(Records)
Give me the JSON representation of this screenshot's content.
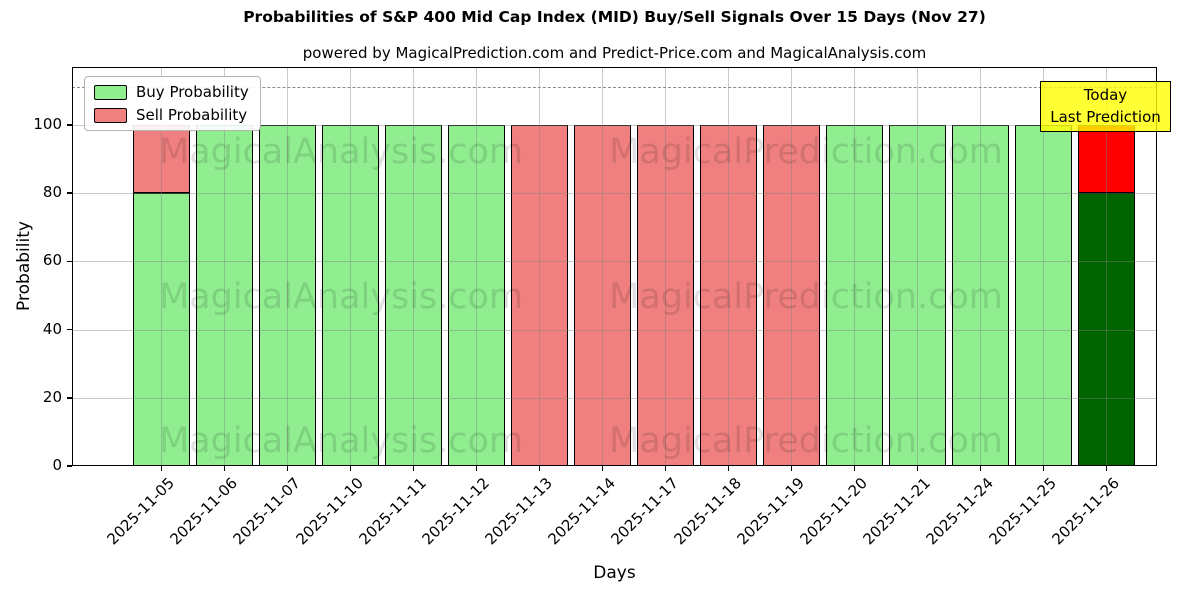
{
  "header": {
    "title": "Probabilities of S&P 400 Mid Cap Index (MID) Buy/Sell Signals Over 15 Days (Nov 27)",
    "subtitle": "powered by MagicalPrediction.com and Predict-Price.com and MagicalAnalysis.com"
  },
  "axes": {
    "xlabel": "Days",
    "ylabel": "Probability",
    "yticks": [
      "0",
      "20",
      "40",
      "60",
      "80",
      "100"
    ]
  },
  "legend": {
    "items": [
      {
        "label": "Buy Probability",
        "color": "#90ee90"
      },
      {
        "label": "Sell Probability",
        "color": "#f08080"
      }
    ]
  },
  "annotation": {
    "lines": [
      "Today",
      "Last Prediction"
    ],
    "bg_color": "#ffff00"
  },
  "watermarks": [
    "MagicalAnalysis.com",
    "MagicalPrediction.com"
  ],
  "colors": {
    "buy": "#90ee90",
    "sell": "#f08080",
    "today_buy": "#006400",
    "today_sell": "#ff0000",
    "annotation_bg": "#ffff00",
    "dashed_line": "#8c8c8c"
  },
  "chart_data": {
    "type": "bar",
    "stacked": true,
    "title": "Probabilities of S&P 400 Mid Cap Index (MID) Buy/Sell Signals Over 15 Days (Nov 27)",
    "xlabel": "Days",
    "ylabel": "Probability",
    "ylim": [
      0,
      117
    ],
    "grid": true,
    "legend_position": "upper left",
    "dashed_threshold_y": 111,
    "categories": [
      "2025-11-05",
      "2025-11-06",
      "2025-11-07",
      "2025-11-10",
      "2025-11-11",
      "2025-11-12",
      "2025-11-13",
      "2025-11-14",
      "2025-11-17",
      "2025-11-18",
      "2025-11-19",
      "2025-11-20",
      "2025-11-21",
      "2025-11-24",
      "2025-11-25",
      "2025-11-26"
    ],
    "series": [
      {
        "name": "Buy Probability",
        "color": "#90ee90",
        "values": [
          80,
          100,
          100,
          100,
          100,
          100,
          0,
          0,
          0,
          0,
          0,
          100,
          100,
          100,
          100,
          80
        ]
      },
      {
        "name": "Sell Probability",
        "color": "#f08080",
        "values": [
          20,
          0,
          0,
          0,
          0,
          0,
          100,
          100,
          100,
          100,
          100,
          0,
          0,
          0,
          0,
          20
        ]
      }
    ],
    "today_index": 15,
    "today_colors": {
      "buy": "#006400",
      "sell": "#ff0000"
    }
  }
}
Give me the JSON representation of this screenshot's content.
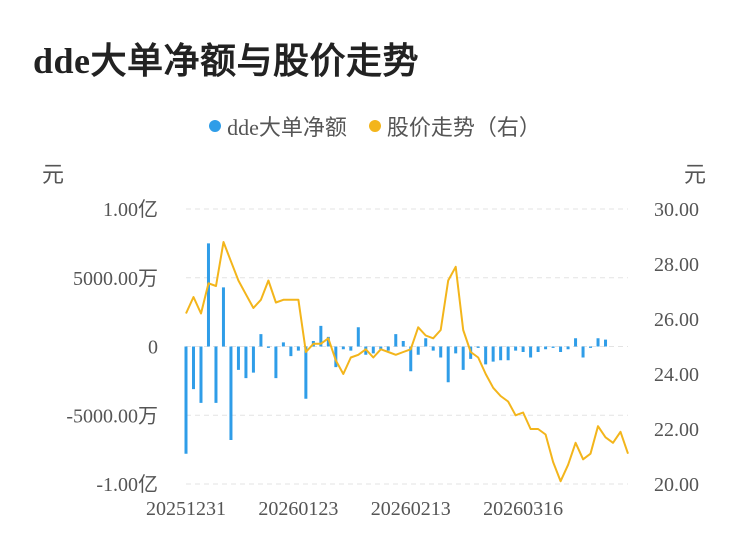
{
  "page": {
    "title": "dde大单净额与股价走势"
  },
  "legend": {
    "series1": {
      "label": "dde大单净额",
      "color": "#2f9de8"
    },
    "series2": {
      "label": "股价走势（右）",
      "color": "#f3b51b"
    }
  },
  "units": {
    "left": "元",
    "right": "元"
  },
  "chart_data": {
    "type": "bar+line",
    "title": "dde大单净额与股价走势",
    "x_tick_labels": [
      "20251231",
      "20260123",
      "20260213",
      "20260316"
    ],
    "x_tick_indices": [
      0,
      15,
      30,
      45
    ],
    "left_axis": {
      "ylim": [
        -10000,
        10000
      ],
      "unit": "万",
      "ticks": [
        "1.00亿",
        "5000.00万",
        "0",
        "-5000.00万",
        "-1.00亿"
      ],
      "tick_values": [
        10000,
        5000,
        0,
        -5000,
        -10000
      ]
    },
    "right_axis": {
      "ylim": [
        20,
        30
      ],
      "ticks": [
        "30.00",
        "28.00",
        "26.00",
        "24.00",
        "22.00",
        "20.00"
      ],
      "tick_values": [
        30,
        28,
        26,
        24,
        22,
        20
      ]
    },
    "grid": true,
    "legend_position": "top-center",
    "series": [
      {
        "name": "dde大单净额",
        "kind": "bar",
        "axis": "left",
        "color": "#2f9de8",
        "values": [
          -7800,
          -3100,
          -4100,
          7500,
          -4100,
          4300,
          -6800,
          -1700,
          -2300,
          -1900,
          900,
          -100,
          -2300,
          300,
          -700,
          -300,
          -3800,
          400,
          1500,
          700,
          -1500,
          -200,
          -300,
          1400,
          -600,
          -500,
          -200,
          -300,
          900,
          400,
          -1800,
          -600,
          600,
          -300,
          -800,
          -2600,
          -500,
          -1700,
          -900,
          -100,
          -1300,
          -1100,
          -1000,
          -1000,
          -300,
          -400,
          -800,
          -400,
          -200,
          -100,
          -400,
          -200,
          600,
          -800,
          -100,
          600,
          500
        ]
      },
      {
        "name": "股价走势（右）",
        "kind": "line",
        "axis": "right",
        "color": "#f3b51b",
        "values": [
          26.2,
          26.8,
          26.2,
          27.3,
          27.2,
          28.8,
          28.1,
          27.4,
          26.9,
          26.4,
          26.7,
          27.4,
          26.6,
          26.7,
          26.7,
          26.7,
          24.8,
          25.1,
          25.1,
          25.3,
          24.5,
          24.0,
          24.6,
          24.7,
          24.9,
          24.6,
          24.9,
          24.8,
          24.7,
          24.8,
          24.9,
          25.7,
          25.4,
          25.3,
          25.6,
          27.4,
          27.9,
          25.6,
          24.8,
          24.6,
          24.0,
          23.5,
          23.2,
          23.0,
          22.5,
          22.6,
          22.0,
          22.0,
          21.8,
          20.8,
          20.1,
          20.7,
          21.5,
          20.9,
          21.1,
          22.1,
          21.7,
          21.5,
          21.9,
          21.1
        ]
      }
    ]
  }
}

» **Requirement**
Every record is to be reproduced exactly, with no pictures included.

» **Task solution**
Give me the JSON representation of this screenshot's content.
{
  "header": {
    "title": "Probabilities of S&P 400 Mid Cap Index (MID) Buy/Sell Signals Over 15 Days (Nov 27)",
    "subtitle": "powered by MagicalPrediction.com and Predict-Price.com and MagicalAnalysis.com"
  },
  "axes": {
    "xlabel": "Days",
    "ylabel": "Probability",
    "yticks": [
      "0",
      "20",
      "40",
      "60",
      "80",
      "100"
    ]
  },
  "legend": {
    "items": [
      {
        "label": "Buy Probability",
        "color": "#90ee90"
      },
      {
        "label": "Sell Probability",
        "color": "#f08080"
      }
    ]
  },
  "annotation": {
    "lines": [
      "Today",
      "Last Prediction"
    ],
    "bg_color": "#ffff00"
  },
  "watermarks": [
    "MagicalAnalysis.com",
    "MagicalPrediction.com"
  ],
  "colors": {
    "buy": "#90ee90",
    "sell": "#f08080",
    "today_buy": "#006400",
    "today_sell": "#ff0000",
    "annotation_bg": "#ffff00",
    "dashed_line": "#8c8c8c"
  },
  "chart_data": {
    "type": "bar",
    "stacked": true,
    "title": "Probabilities of S&P 400 Mid Cap Index (MID) Buy/Sell Signals Over 15 Days (Nov 27)",
    "xlabel": "Days",
    "ylabel": "Probability",
    "ylim": [
      0,
      117
    ],
    "grid": true,
    "legend_position": "upper left",
    "dashed_threshold_y": 111,
    "categories": [
      "2025-11-05",
      "2025-11-06",
      "2025-11-07",
      "2025-11-10",
      "2025-11-11",
      "2025-11-12",
      "2025-11-13",
      "2025-11-14",
      "2025-11-17",
      "2025-11-18",
      "2025-11-19",
      "2025-11-20",
      "2025-11-21",
      "2025-11-24",
      "2025-11-25",
      "2025-11-26"
    ],
    "series": [
      {
        "name": "Buy Probability",
        "color": "#90ee90",
        "values": [
          80,
          100,
          100,
          100,
          100,
          100,
          0,
          0,
          0,
          0,
          0,
          100,
          100,
          100,
          100,
          80
        ]
      },
      {
        "name": "Sell Probability",
        "color": "#f08080",
        "values": [
          20,
          0,
          0,
          0,
          0,
          0,
          100,
          100,
          100,
          100,
          100,
          0,
          0,
          0,
          0,
          20
        ]
      }
    ],
    "today_index": 15,
    "today_colors": {
      "buy": "#006400",
      "sell": "#ff0000"
    }
  }
}
Give me the JSON representation of this screenshot's content.
{
  "page": {
    "title": "dde大单净额与股价走势"
  },
  "legend": {
    "series1": {
      "label": "dde大单净额",
      "color": "#2f9de8"
    },
    "series2": {
      "label": "股价走势（右）",
      "color": "#f3b51b"
    }
  },
  "units": {
    "left": "元",
    "right": "元"
  },
  "chart_data": {
    "type": "bar+line",
    "title": "dde大单净额与股价走势",
    "x_tick_labels": [
      "20251231",
      "20260123",
      "20260213",
      "20260316"
    ],
    "x_tick_indices": [
      0,
      15,
      30,
      45
    ],
    "left_axis": {
      "ylim": [
        -10000,
        10000
      ],
      "unit": "万",
      "ticks": [
        "1.00亿",
        "5000.00万",
        "0",
        "-5000.00万",
        "-1.00亿"
      ],
      "tick_values": [
        10000,
        5000,
        0,
        -5000,
        -10000
      ]
    },
    "right_axis": {
      "ylim": [
        20,
        30
      ],
      "ticks": [
        "30.00",
        "28.00",
        "26.00",
        "24.00",
        "22.00",
        "20.00"
      ],
      "tick_values": [
        30,
        28,
        26,
        24,
        22,
        20
      ]
    },
    "grid": true,
    "legend_position": "top-center",
    "series": [
      {
        "name": "dde大单净额",
        "kind": "bar",
        "axis": "left",
        "color": "#2f9de8",
        "values": [
          -7800,
          -3100,
          -4100,
          7500,
          -4100,
          4300,
          -6800,
          -1700,
          -2300,
          -1900,
          900,
          -100,
          -2300,
          300,
          -700,
          -300,
          -3800,
          400,
          1500,
          700,
          -1500,
          -200,
          -300,
          1400,
          -600,
          -500,
          -200,
          -300,
          900,
          400,
          -1800,
          -600,
          600,
          -300,
          -800,
          -2600,
          -500,
          -1700,
          -900,
          -100,
          -1300,
          -1100,
          -1000,
          -1000,
          -300,
          -400,
          -800,
          -400,
          -200,
          -100,
          -400,
          -200,
          600,
          -800,
          -100,
          600,
          500
        ]
      },
      {
        "name": "股价走势（右）",
        "kind": "line",
        "axis": "right",
        "color": "#f3b51b",
        "values": [
          26.2,
          26.8,
          26.2,
          27.3,
          27.2,
          28.8,
          28.1,
          27.4,
          26.9,
          26.4,
          26.7,
          27.4,
          26.6,
          26.7,
          26.7,
          26.7,
          24.8,
          25.1,
          25.1,
          25.3,
          24.5,
          24.0,
          24.6,
          24.7,
          24.9,
          24.6,
          24.9,
          24.8,
          24.7,
          24.8,
          24.9,
          25.7,
          25.4,
          25.3,
          25.6,
          27.4,
          27.9,
          25.6,
          24.8,
          24.6,
          24.0,
          23.5,
          23.2,
          23.0,
          22.5,
          22.6,
          22.0,
          22.0,
          21.8,
          20.8,
          20.1,
          20.7,
          21.5,
          20.9,
          21.1,
          22.1,
          21.7,
          21.5,
          21.9,
          21.1
        ]
      }
    ]
  }
}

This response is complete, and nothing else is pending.